--- start Supplied data ---

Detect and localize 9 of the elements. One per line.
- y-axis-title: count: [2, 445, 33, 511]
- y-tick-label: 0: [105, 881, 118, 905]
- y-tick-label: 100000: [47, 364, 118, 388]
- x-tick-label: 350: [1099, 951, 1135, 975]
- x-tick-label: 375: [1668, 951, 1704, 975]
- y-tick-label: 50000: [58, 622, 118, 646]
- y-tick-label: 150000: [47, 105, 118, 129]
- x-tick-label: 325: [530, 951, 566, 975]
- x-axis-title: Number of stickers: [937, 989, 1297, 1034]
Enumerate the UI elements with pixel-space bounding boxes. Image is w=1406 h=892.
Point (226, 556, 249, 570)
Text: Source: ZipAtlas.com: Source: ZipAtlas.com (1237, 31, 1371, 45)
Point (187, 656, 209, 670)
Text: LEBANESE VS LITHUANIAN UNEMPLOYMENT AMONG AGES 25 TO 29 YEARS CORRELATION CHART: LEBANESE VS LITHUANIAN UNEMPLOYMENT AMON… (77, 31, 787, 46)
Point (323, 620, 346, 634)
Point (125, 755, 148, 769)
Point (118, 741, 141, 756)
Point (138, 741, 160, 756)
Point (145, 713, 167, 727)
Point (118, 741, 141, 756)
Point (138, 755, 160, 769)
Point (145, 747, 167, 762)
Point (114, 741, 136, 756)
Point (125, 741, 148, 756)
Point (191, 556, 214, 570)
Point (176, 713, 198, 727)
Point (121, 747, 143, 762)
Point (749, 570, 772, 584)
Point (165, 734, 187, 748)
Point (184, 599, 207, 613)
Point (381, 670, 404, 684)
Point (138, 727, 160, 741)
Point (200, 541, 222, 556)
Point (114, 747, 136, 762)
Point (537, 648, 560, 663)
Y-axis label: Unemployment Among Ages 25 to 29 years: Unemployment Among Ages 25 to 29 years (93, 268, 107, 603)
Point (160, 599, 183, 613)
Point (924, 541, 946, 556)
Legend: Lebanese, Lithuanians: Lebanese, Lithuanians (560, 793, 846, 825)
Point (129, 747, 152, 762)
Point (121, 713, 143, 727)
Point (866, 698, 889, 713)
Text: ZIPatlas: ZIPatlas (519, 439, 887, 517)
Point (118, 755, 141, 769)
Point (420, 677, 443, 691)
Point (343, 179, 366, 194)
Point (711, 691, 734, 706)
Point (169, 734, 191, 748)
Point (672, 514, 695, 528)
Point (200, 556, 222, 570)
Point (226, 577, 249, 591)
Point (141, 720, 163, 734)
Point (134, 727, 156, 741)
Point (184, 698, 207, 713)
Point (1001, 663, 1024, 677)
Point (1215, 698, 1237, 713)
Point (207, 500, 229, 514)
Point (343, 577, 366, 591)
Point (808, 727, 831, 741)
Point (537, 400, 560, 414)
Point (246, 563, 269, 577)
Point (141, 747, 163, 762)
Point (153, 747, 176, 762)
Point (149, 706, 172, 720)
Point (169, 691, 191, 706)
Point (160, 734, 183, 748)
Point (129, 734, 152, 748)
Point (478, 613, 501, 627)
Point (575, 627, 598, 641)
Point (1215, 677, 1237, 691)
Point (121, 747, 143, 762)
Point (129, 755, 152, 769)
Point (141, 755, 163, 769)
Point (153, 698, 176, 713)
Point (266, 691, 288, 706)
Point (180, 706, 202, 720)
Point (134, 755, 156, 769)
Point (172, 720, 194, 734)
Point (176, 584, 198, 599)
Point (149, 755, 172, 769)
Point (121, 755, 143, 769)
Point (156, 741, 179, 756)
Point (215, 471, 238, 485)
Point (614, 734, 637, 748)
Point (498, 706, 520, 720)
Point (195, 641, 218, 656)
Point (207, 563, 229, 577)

--- end Supplied data ---

What is needed
Format every line of the records above as a JSON list of strings, one string per line, with blank lines omitted.

The result
[
  "Detect and localize 9 of the elements. One per line.",
  "- y-axis-title: count: [2, 445, 33, 511]",
  "- y-tick-label: 0: [105, 881, 118, 905]",
  "- y-tick-label: 100000: [47, 364, 118, 388]",
  "- x-tick-label: 350: [1099, 951, 1135, 975]",
  "- x-tick-label: 375: [1668, 951, 1704, 975]",
  "- y-tick-label: 50000: [58, 622, 118, 646]",
  "- y-tick-label: 150000: [47, 105, 118, 129]",
  "- x-tick-label: 325: [530, 951, 566, 975]",
  "- x-axis-title: Number of stickers: [937, 989, 1297, 1034]",
  "Enumerate the UI elements with pixel-space bounding boxes. Image is w=1406 h=892.",
  "Point (226, 556, 249, 570)",
  "Text: Source: ZipAtlas.com: Source: ZipAtlas.com (1237, 31, 1371, 45)",
  "Point (187, 656, 209, 670)",
  "Text: LEBANESE VS LITHUANIAN UNEMPLOYMENT AMONG AGES 25 TO 29 YEARS CORRELATION CHART: LEBANESE VS LITHUANIAN UNEMPLOYMENT AMON… (77, 31, 787, 46)",
  "Point (323, 620, 346, 634)",
  "Point (125, 755, 148, 769)",
  "Point (118, 741, 141, 756)",
  "Point (138, 741, 160, 756)",
  "Point (145, 713, 167, 727)",
  "Point (118, 741, 141, 756)",
  "Point (138, 755, 160, 769)",
  "Point (145, 747, 167, 762)",
  "Point (114, 741, 136, 756)",
  "Point (125, 741, 148, 756)",
  "Point (191, 556, 214, 570)",
  "Point (176, 713, 198, 727)",
  "Point (121, 747, 143, 762)",
  "Point (749, 570, 772, 584)",
  "Point (165, 734, 187, 748)",
  "Point (184, 599, 207, 613)",
  "Point (381, 670, 404, 684)",
  "Point (138, 727, 160, 741)",
  "Point (200, 541, 222, 556)",
  "Point (114, 747, 136, 762)",
  "Point (537, 648, 560, 663)",
  "Y-axis label: Unemployment Among Ages 25 to 29 years: Unemployment Among Ages 25 to 29 years (93, 268, 107, 603)",
  "Point (160, 599, 183, 613)",
  "Point (924, 541, 946, 556)",
  "Legend: Lebanese, Lithuanians: Lebanese, Lithuanians (560, 793, 846, 825)",
  "Point (129, 747, 152, 762)",
  "Point (121, 713, 143, 727)",
  "Point (866, 698, 889, 713)",
  "Text: ZIPatlas: ZIPatlas (519, 439, 887, 517)",
  "Point (118, 755, 141, 769)",
  "Point (420, 677, 443, 691)",
  "Point (343, 179, 366, 194)",
  "Point (711, 691, 734, 706)",
  "Point (169, 734, 191, 748)",
  "Point (672, 514, 695, 528)",
  "Point (200, 556, 222, 570)",
  "Point (226, 577, 249, 591)",
  "Point (141, 720, 163, 734)",
  "Point (134, 727, 156, 741)",
  "Point (184, 698, 207, 713)",
  "Point (1001, 663, 1024, 677)",
  "Point (1215, 698, 1237, 713)",
  "Point (207, 500, 229, 514)",
  "Point (343, 577, 366, 591)",
  "Point (808, 727, 831, 741)",
  "Point (537, 400, 560, 414)",
  "Point (246, 563, 269, 577)",
  "Point (141, 747, 163, 762)",
  "Point (153, 747, 176, 762)",
  "Point (149, 706, 172, 720)",
  "Point (169, 691, 191, 706)",
  "Point (160, 734, 183, 748)",
  "Point (129, 734, 152, 748)",
  "Point (478, 613, 501, 627)",
  "Point (575, 627, 598, 641)",
  "Point (1215, 677, 1237, 691)",
  "Point (121, 747, 143, 762)",
  "Point (129, 755, 152, 769)",
  "Point (141, 755, 163, 769)",
  "Point (153, 698, 176, 713)",
  "Point (266, 691, 288, 706)",
  "Point (180, 706, 202, 720)",
  "Point (134, 755, 156, 769)",
  "Point (172, 720, 194, 734)",
  "Point (176, 584, 198, 599)",
  "Point (149, 755, 172, 769)",
  "Point (121, 755, 143, 769)",
  "Point (156, 741, 179, 756)",
  "Point (215, 471, 238, 485)",
  "Point (614, 734, 637, 748)",
  "Point (498, 706, 520, 720)",
  "Point (195, 641, 218, 656)",
  "Point (207, 563, 229, 577)"
]